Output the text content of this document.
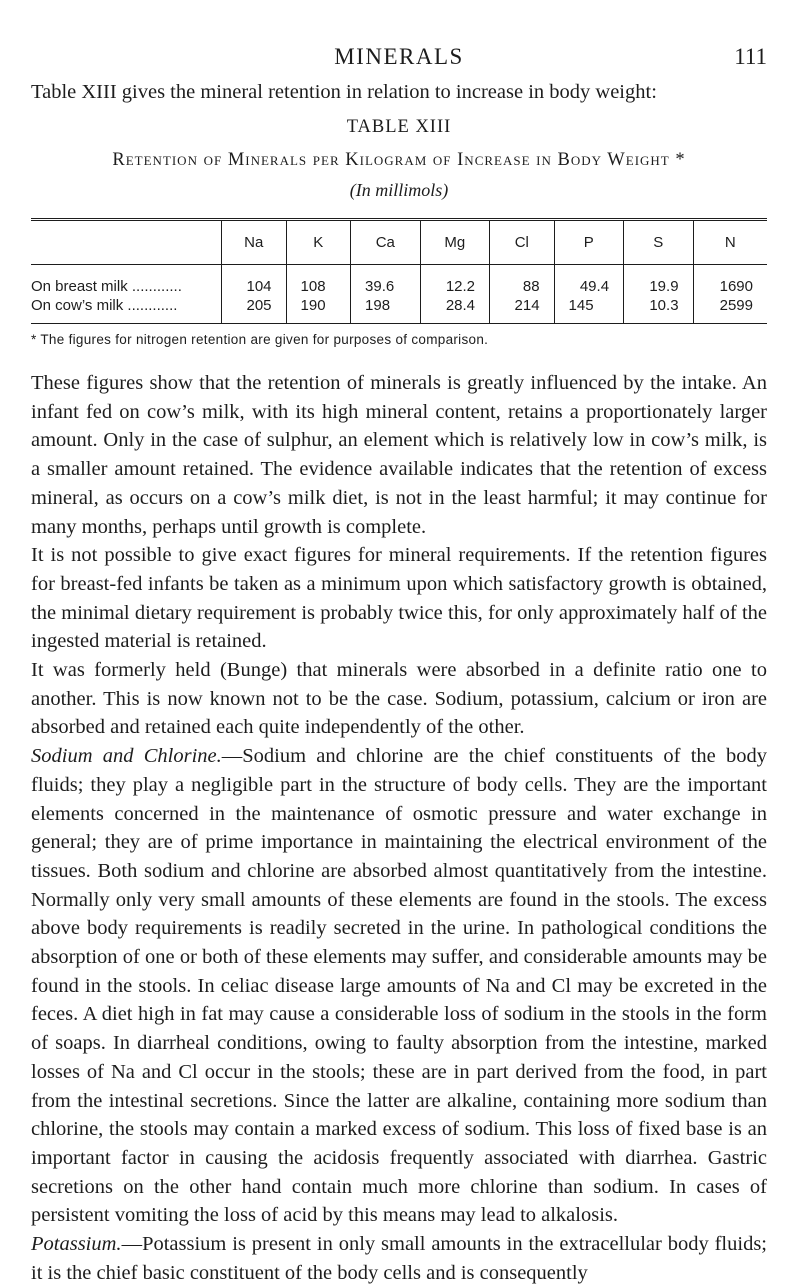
MINERALS	111

Table XIII gives the mineral retention in relation to increase in body weight:

TABLE XIII
Retention of Minerals per Kilogram of Increase in Body Weight *
(In millimols)
	Na	K	Ca	Mg	Cl	P	S	N
On breast milk ............	104	108	39.6	12.2	88	49.4	19.9	1690
On cow’s milk ............	205	190	198	28.4	214	145	10.3	2599
* The figures for nitrogen retention are given for purposes of comparison.

These figures show that the retention of minerals is greatly influenced by the intake. An infant fed on cow’s milk, with its high mineral content, retains a proportionately larger amount. Only in the case of sulphur, an element which is relatively low in cow’s milk, is a smaller amount retained. The evidence available indicates that the retention of excess mineral, as occurs on a cow’s milk diet, is not in the least harmful; it may continue for many months, perhaps until growth is complete.

It is not possible to give exact figures for mineral requirements. If the retention figures for breast-fed infants be taken as a minimum upon which satisfactory growth is obtained, the minimal dietary requirement is probably twice this, for only approximately half of the ingested material is retained.

It was formerly held (Bunge) that minerals were absorbed in a definite ratio one to another. This is now known not to be the case. Sodium, potassium, calcium or iron are absorbed and retained each quite independently of the other.

Sodium and Chlorine.—Sodium and chlorine are the chief constituents of the body fluids; they play a negligible part in the structure of body cells. They are the important elements concerned in the maintenance of osmotic pressure and water exchange in general; they are of prime importance in maintaining the electrical environment of the tissues. Both sodium and chlorine are absorbed almost quantitatively from the intestine. Normally only very small amounts of these elements are found in the stools. The excess above body requirements is readily secreted in the urine. In pathological conditions the absorption of one or both of these elements may suffer, and considerable amounts may be found in the stools. In celiac disease large amounts of Na and Cl may be excreted in the feces. A diet high in fat may cause a considerable loss of sodium in the stools in the form of soaps. In diarrheal conditions, owing to faulty absorption from the intestine, marked losses of Na and Cl occur in the stools; these are in part derived from the food, in part from the intestinal secretions. Since the latter are alkaline, containing more sodium than chlorine, the stools may contain a marked excess of sodium. This loss of fixed base is an important factor in causing the acidosis frequently associated with diarrhea. Gastric secretions on the other hand contain much more chlorine than sodium. In cases of persistent vomiting the loss of acid by this means may lead to alkalosis.

Potassium.—Potassium is present in only small amounts in the extracellular body fluids; it is the chief basic constituent of the body cells and is consequently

Assignment :: If a line in the records has the word "content", copy that line.

Result for this task ::
Output the text content of this document.
These figures show that the retention of minerals is greatly influenced by the intake. An infant fed on cow’s milk, with its high mineral content, retains a proportionately larger amount. Only in the case of sulphur, an element which is relatively low in cow’s milk, is a smaller amount retained. The evidence available indicates that the retention of excess mineral, as occurs on a cow’s milk diet, is not in the least harmful; it may continue for many months, perhaps until growth is complete.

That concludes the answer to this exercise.